─── Dataset excerpts
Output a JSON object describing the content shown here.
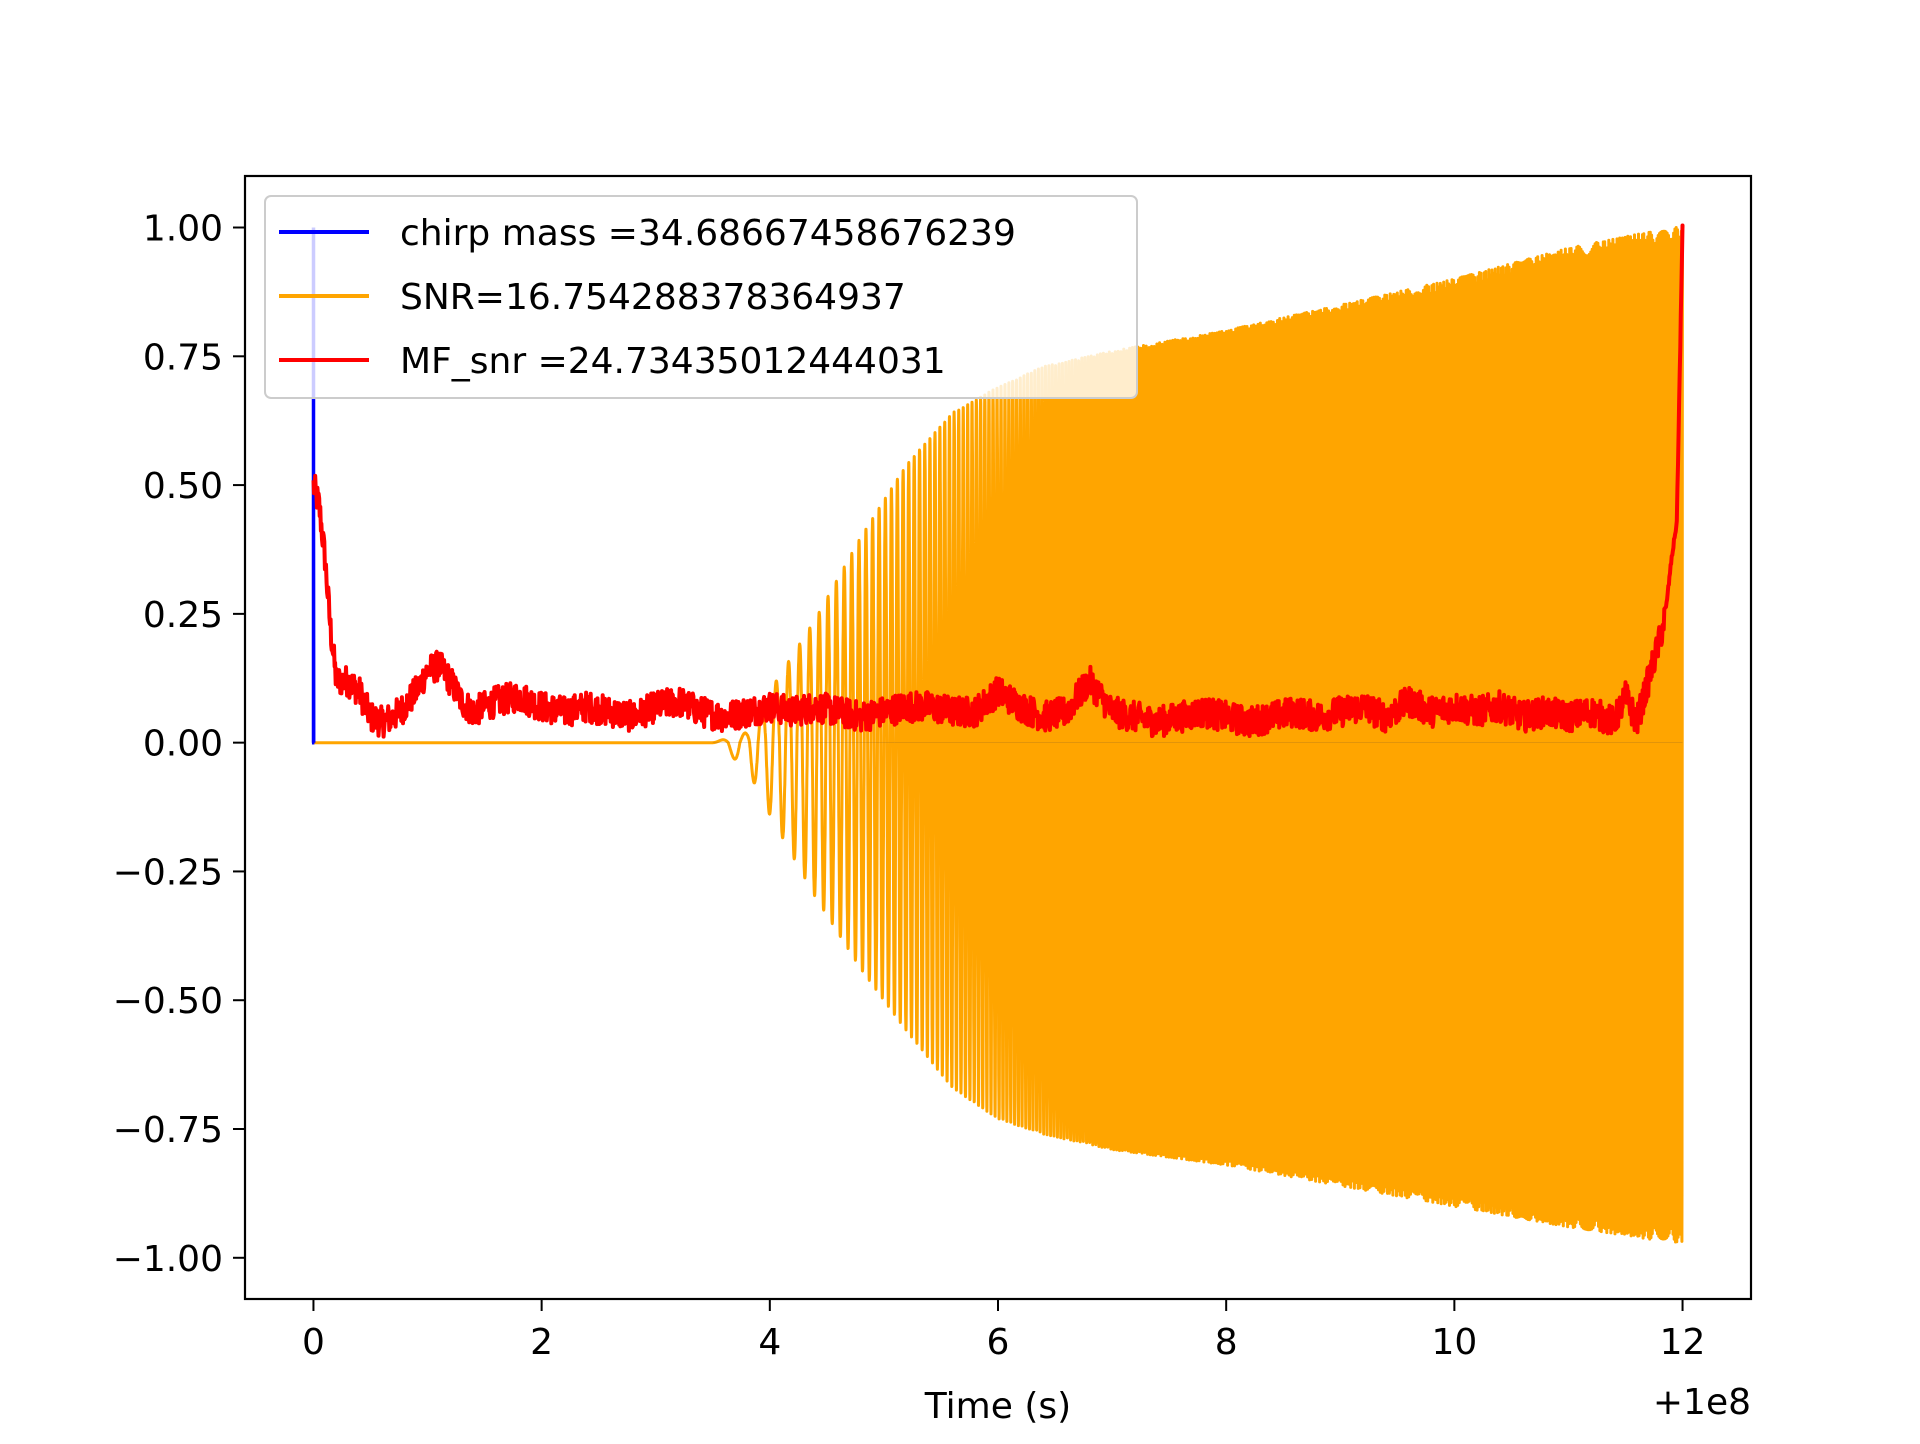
{
  "chart_data": {
    "type": "line",
    "title": "",
    "xlabel": "Time (s)",
    "ylabel": "",
    "x_offset_label": "+1e8",
    "xlim": [
      -0.6,
      12.6
    ],
    "ylim": [
      -1.08,
      1.1
    ],
    "x_ticks": [
      0,
      2,
      4,
      6,
      8,
      10,
      12
    ],
    "x_tick_labels": [
      "0",
      "2",
      "4",
      "6",
      "8",
      "10",
      "12"
    ],
    "y_ticks": [
      1.0,
      0.75,
      0.5,
      0.25,
      0.0,
      -0.25,
      -0.5,
      -0.75,
      -1.0
    ],
    "y_tick_labels": [
      "1.00",
      "0.75",
      "0.50",
      "0.25",
      "0.00",
      "−0.25",
      "−0.50",
      "−0.75",
      "−1.00"
    ],
    "grid": false,
    "legend_position": "top-left",
    "series": [
      {
        "name": "chirp mass =34.68667458676239",
        "color": "#0000ff",
        "x": [
          0.0,
          0.0,
          0.0,
          0.002,
          0.004,
          0.006,
          0.008
        ],
        "y": [
          0.0,
          1.0,
          0.45,
          0.0,
          0.0,
          0.0,
          0.0
        ]
      },
      {
        "name": "SNR=16.754288378364937",
        "color": "#ffa500",
        "description_kind": "chirp",
        "t_start": 0.0,
        "t_end": 12.0,
        "onset": 3.5,
        "amplitude_envelope": {
          "t": [
            3.5,
            3.8,
            4.0,
            4.4,
            4.8,
            5.2,
            5.6,
            6.0,
            6.4,
            7.0,
            8.0,
            9.0,
            10.0,
            11.0,
            11.9
          ],
          "pos": [
            0.0,
            0.02,
            0.1,
            0.24,
            0.4,
            0.54,
            0.64,
            0.69,
            0.73,
            0.76,
            0.8,
            0.85,
            0.9,
            0.96,
            1.0
          ],
          "neg": [
            0.0,
            -0.05,
            -0.14,
            -0.3,
            -0.44,
            -0.56,
            -0.67,
            -0.73,
            -0.76,
            -0.79,
            -0.82,
            -0.86,
            -0.9,
            -0.94,
            -0.97
          ]
        }
      },
      {
        "name": "MF_snr =24.73435012444031",
        "color": "#ff0000",
        "x": [
          0.0,
          0.05,
          0.1,
          0.15,
          0.2,
          0.3,
          0.4,
          0.5,
          0.6,
          0.7,
          0.8,
          0.9,
          1.0,
          1.1,
          1.2,
          1.3,
          1.4,
          1.5,
          1.6,
          1.8,
          2.0,
          2.2,
          2.4,
          2.6,
          2.8,
          3.0,
          3.2,
          3.4,
          3.6,
          3.8,
          4.0,
          4.2,
          4.4,
          4.6,
          4.8,
          5.0,
          5.2,
          5.4,
          5.6,
          5.8,
          6.0,
          6.2,
          6.4,
          6.6,
          6.8,
          7.0,
          7.2,
          7.4,
          7.6,
          7.8,
          8.0,
          8.2,
          8.4,
          8.6,
          8.8,
          9.0,
          9.2,
          9.4,
          9.6,
          9.8,
          10.0,
          10.2,
          10.4,
          10.6,
          10.8,
          11.0,
          11.2,
          11.4,
          11.5,
          11.6,
          11.7,
          11.8,
          11.85,
          11.9,
          11.95,
          12.0
        ],
        "y": [
          0.5,
          0.46,
          0.36,
          0.22,
          0.12,
          0.12,
          0.1,
          0.05,
          0.04,
          0.05,
          0.07,
          0.1,
          0.14,
          0.15,
          0.12,
          0.08,
          0.06,
          0.07,
          0.08,
          0.09,
          0.07,
          0.06,
          0.07,
          0.06,
          0.05,
          0.07,
          0.08,
          0.06,
          0.05,
          0.06,
          0.07,
          0.06,
          0.07,
          0.06,
          0.05,
          0.06,
          0.07,
          0.07,
          0.06,
          0.06,
          0.1,
          0.07,
          0.05,
          0.06,
          0.12,
          0.06,
          0.05,
          0.04,
          0.05,
          0.06,
          0.05,
          0.04,
          0.05,
          0.06,
          0.05,
          0.06,
          0.07,
          0.05,
          0.08,
          0.06,
          0.07,
          0.06,
          0.07,
          0.05,
          0.06,
          0.05,
          0.06,
          0.04,
          0.09,
          0.04,
          0.12,
          0.2,
          0.25,
          0.35,
          0.43,
          1.0
        ]
      }
    ]
  }
}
──────
Your task – Restate every record exactly, please; do not copy the pictures.

Correct output –
Output a JSON object describing the content shown here.
{
  "chart_data": {
    "type": "line",
    "title": "",
    "xlabel": "Time (s)",
    "ylabel": "",
    "x_offset_label": "+1e8",
    "xlim": [
      -0.6,
      12.6
    ],
    "ylim": [
      -1.08,
      1.1
    ],
    "x_ticks": [
      0,
      2,
      4,
      6,
      8,
      10,
      12
    ],
    "x_tick_labels": [
      "0",
      "2",
      "4",
      "6",
      "8",
      "10",
      "12"
    ],
    "y_ticks": [
      1.0,
      0.75,
      0.5,
      0.25,
      0.0,
      -0.25,
      -0.5,
      -0.75,
      -1.0
    ],
    "y_tick_labels": [
      "1.00",
      "0.75",
      "0.50",
      "0.25",
      "0.00",
      "−0.25",
      "−0.50",
      "−0.75",
      "−1.00"
    ],
    "grid": false,
    "legend_position": "top-left",
    "series": [
      {
        "name": "chirp mass =34.68667458676239",
        "color": "#0000ff",
        "x": [
          0.0,
          0.0,
          0.0,
          0.002,
          0.004,
          0.006,
          0.008
        ],
        "y": [
          0.0,
          1.0,
          0.45,
          0.0,
          0.0,
          0.0,
          0.0
        ]
      },
      {
        "name": "SNR=16.754288378364937",
        "color": "#ffa500",
        "description_kind": "chirp",
        "t_start": 0.0,
        "t_end": 12.0,
        "onset": 3.5,
        "amplitude_envelope": {
          "t": [
            3.5,
            3.8,
            4.0,
            4.4,
            4.8,
            5.2,
            5.6,
            6.0,
            6.4,
            7.0,
            8.0,
            9.0,
            10.0,
            11.0,
            11.9
          ],
          "pos": [
            0.0,
            0.02,
            0.1,
            0.24,
            0.4,
            0.54,
            0.64,
            0.69,
            0.73,
            0.76,
            0.8,
            0.85,
            0.9,
            0.96,
            1.0
          ],
          "neg": [
            0.0,
            -0.05,
            -0.14,
            -0.3,
            -0.44,
            -0.56,
            -0.67,
            -0.73,
            -0.76,
            -0.79,
            -0.82,
            -0.86,
            -0.9,
            -0.94,
            -0.97
          ]
        }
      },
      {
        "name": "MF_snr =24.73435012444031",
        "color": "#ff0000",
        "x": [
          0.0,
          0.05,
          0.1,
          0.15,
          0.2,
          0.3,
          0.4,
          0.5,
          0.6,
          0.7,
          0.8,
          0.9,
          1.0,
          1.1,
          1.2,
          1.3,
          1.4,
          1.5,
          1.6,
          1.8,
          2.0,
          2.2,
          2.4,
          2.6,
          2.8,
          3.0,
          3.2,
          3.4,
          3.6,
          3.8,
          4.0,
          4.2,
          4.4,
          4.6,
          4.8,
          5.0,
          5.2,
          5.4,
          5.6,
          5.8,
          6.0,
          6.2,
          6.4,
          6.6,
          6.8,
          7.0,
          7.2,
          7.4,
          7.6,
          7.8,
          8.0,
          8.2,
          8.4,
          8.6,
          8.8,
          9.0,
          9.2,
          9.4,
          9.6,
          9.8,
          10.0,
          10.2,
          10.4,
          10.6,
          10.8,
          11.0,
          11.2,
          11.4,
          11.5,
          11.6,
          11.7,
          11.8,
          11.85,
          11.9,
          11.95,
          12.0
        ],
        "y": [
          0.5,
          0.46,
          0.36,
          0.22,
          0.12,
          0.12,
          0.1,
          0.05,
          0.04,
          0.05,
          0.07,
          0.1,
          0.14,
          0.15,
          0.12,
          0.08,
          0.06,
          0.07,
          0.08,
          0.09,
          0.07,
          0.06,
          0.07,
          0.06,
          0.05,
          0.07,
          0.08,
          0.06,
          0.05,
          0.06,
          0.07,
          0.06,
          0.07,
          0.06,
          0.05,
          0.06,
          0.07,
          0.07,
          0.06,
          0.06,
          0.1,
          0.07,
          0.05,
          0.06,
          0.12,
          0.06,
          0.05,
          0.04,
          0.05,
          0.06,
          0.05,
          0.04,
          0.05,
          0.06,
          0.05,
          0.06,
          0.07,
          0.05,
          0.08,
          0.06,
          0.07,
          0.06,
          0.07,
          0.05,
          0.06,
          0.05,
          0.06,
          0.04,
          0.09,
          0.04,
          0.12,
          0.2,
          0.25,
          0.35,
          0.43,
          1.0
        ]
      }
    ]
  }
}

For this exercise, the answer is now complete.